▸ **WHAT IS EXPECTED**: Write out the full listing exactly as given, minus the images.

-- START --

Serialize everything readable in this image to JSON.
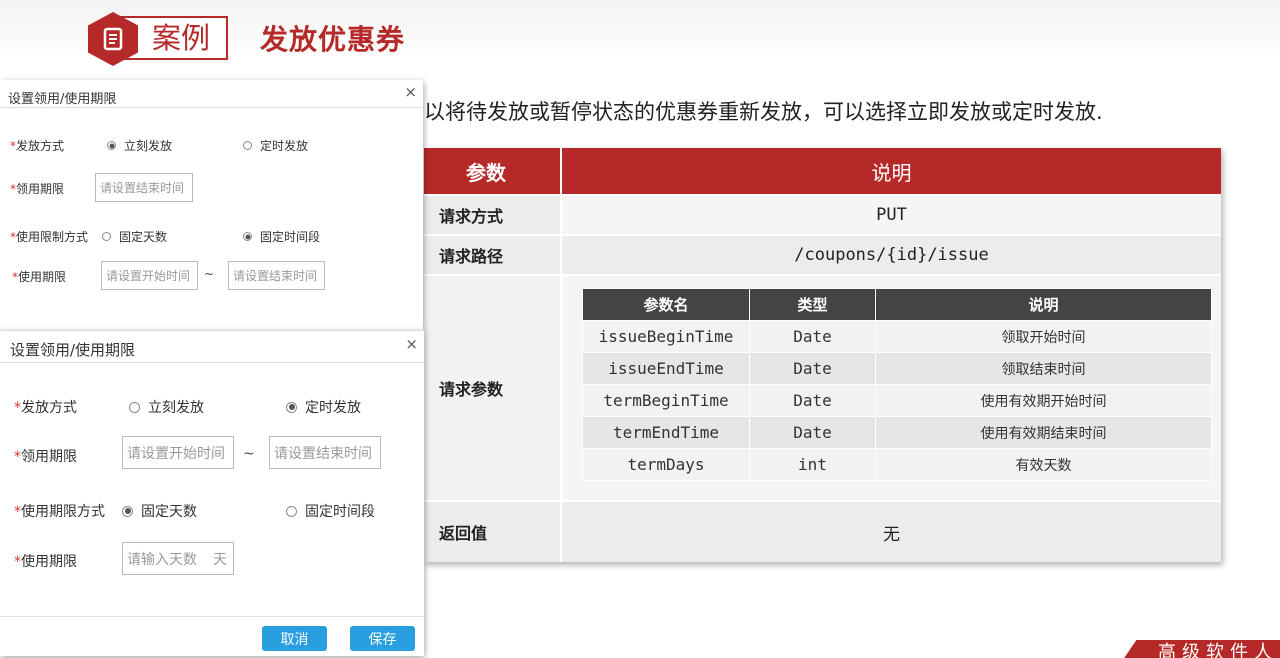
{
  "slide": {
    "badge_label": "案例",
    "title": "发放优惠券",
    "description": "以将待发放或暂停状态的优惠券重新发放，可以选择立即发放或定时发放."
  },
  "api_table": {
    "header": {
      "param": "参数",
      "desc": "说明"
    },
    "method": {
      "label": "请求方式",
      "value": "PUT"
    },
    "path": {
      "label": "请求路径",
      "value": "/coupons/{id}/issue"
    },
    "params_label": "请求参数",
    "params_header": {
      "name": "参数名",
      "type": "类型",
      "desc": "说明"
    },
    "params": [
      {
        "name": "issueBeginTime",
        "type": "Date",
        "desc": "领取开始时间"
      },
      {
        "name": "issueEndTime",
        "type": "Date",
        "desc": "领取结束时间"
      },
      {
        "name": "termBeginTime",
        "type": "Date",
        "desc": "使用有效期开始时间"
      },
      {
        "name": "termEndTime",
        "type": "Date",
        "desc": "使用有效期结束时间"
      },
      {
        "name": "termDays",
        "type": "int",
        "desc": "有效天数"
      }
    ],
    "return": {
      "label": "返回值",
      "value": "无"
    }
  },
  "dialog1": {
    "title": "设置领用/使用期限",
    "close": "×",
    "issue_mode_label": "发放方式",
    "issue_now": "立刻发放",
    "issue_scheduled": "定时发放",
    "claim_period_label": "领用期限",
    "claim_end_placeholder": "请设置结束时间",
    "limit_mode_label": "使用限制方式",
    "fixed_days": "固定天数",
    "fixed_period": "固定时间段",
    "use_period_label": "使用期限",
    "use_start_placeholder": "请设置开始时间",
    "tilde": "~",
    "use_end_placeholder": "请设置结束时间"
  },
  "dialog2": {
    "title": "设置领用/使用期限",
    "close": "×",
    "issue_mode_label": "发放方式",
    "issue_now": "立刻发放",
    "issue_scheduled": "定时发放",
    "claim_period_label": "领用期限",
    "claim_start_placeholder": "请设置开始时间",
    "tilde": "~",
    "claim_end_placeholder": "请设置结束时间",
    "limit_mode_label": "使用期限方式",
    "fixed_days": "固定天数",
    "fixed_period": "固定时间段",
    "use_period_label": "使用期限",
    "days_placeholder": "请输入天数",
    "days_unit": "天",
    "cancel_label": "取消",
    "save_label": "保存"
  },
  "footer": {
    "brand": "高级软件人才"
  },
  "colors": {
    "brand_red": "#b52a28",
    "button_blue": "#2a9fe0",
    "param_header": "#444444"
  }
}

-- END --

▸ **EXERCISE SOLUTION**:
Serialize everything readable in this image to JSON.
{
  "slide": {
    "badge_label": "案例",
    "title": "发放优惠券",
    "description": "以将待发放或暂停状态的优惠券重新发放，可以选择立即发放或定时发放."
  },
  "api_table": {
    "header": {
      "param": "参数",
      "desc": "说明"
    },
    "method": {
      "label": "请求方式",
      "value": "PUT"
    },
    "path": {
      "label": "请求路径",
      "value": "/coupons/{id}/issue"
    },
    "params_label": "请求参数",
    "params_header": {
      "name": "参数名",
      "type": "类型",
      "desc": "说明"
    },
    "params": [
      {
        "name": "issueBeginTime",
        "type": "Date",
        "desc": "领取开始时间"
      },
      {
        "name": "issueEndTime",
        "type": "Date",
        "desc": "领取结束时间"
      },
      {
        "name": "termBeginTime",
        "type": "Date",
        "desc": "使用有效期开始时间"
      },
      {
        "name": "termEndTime",
        "type": "Date",
        "desc": "使用有效期结束时间"
      },
      {
        "name": "termDays",
        "type": "int",
        "desc": "有效天数"
      }
    ],
    "return": {
      "label": "返回值",
      "value": "无"
    }
  },
  "dialog1": {
    "title": "设置领用/使用期限",
    "close": "×",
    "issue_mode_label": "发放方式",
    "issue_now": "立刻发放",
    "issue_scheduled": "定时发放",
    "claim_period_label": "领用期限",
    "claim_end_placeholder": "请设置结束时间",
    "limit_mode_label": "使用限制方式",
    "fixed_days": "固定天数",
    "fixed_period": "固定时间段",
    "use_period_label": "使用期限",
    "use_start_placeholder": "请设置开始时间",
    "tilde": "~",
    "use_end_placeholder": "请设置结束时间"
  },
  "dialog2": {
    "title": "设置领用/使用期限",
    "close": "×",
    "issue_mode_label": "发放方式",
    "issue_now": "立刻发放",
    "issue_scheduled": "定时发放",
    "claim_period_label": "领用期限",
    "claim_start_placeholder": "请设置开始时间",
    "tilde": "~",
    "claim_end_placeholder": "请设置结束时间",
    "limit_mode_label": "使用期限方式",
    "fixed_days": "固定天数",
    "fixed_period": "固定时间段",
    "use_period_label": "使用期限",
    "days_placeholder": "请输入天数",
    "days_unit": "天",
    "cancel_label": "取消",
    "save_label": "保存"
  },
  "footer": {
    "brand": "高级软件人才"
  },
  "colors": {
    "brand_red": "#b52a28",
    "button_blue": "#2a9fe0",
    "param_header": "#444444"
  }
}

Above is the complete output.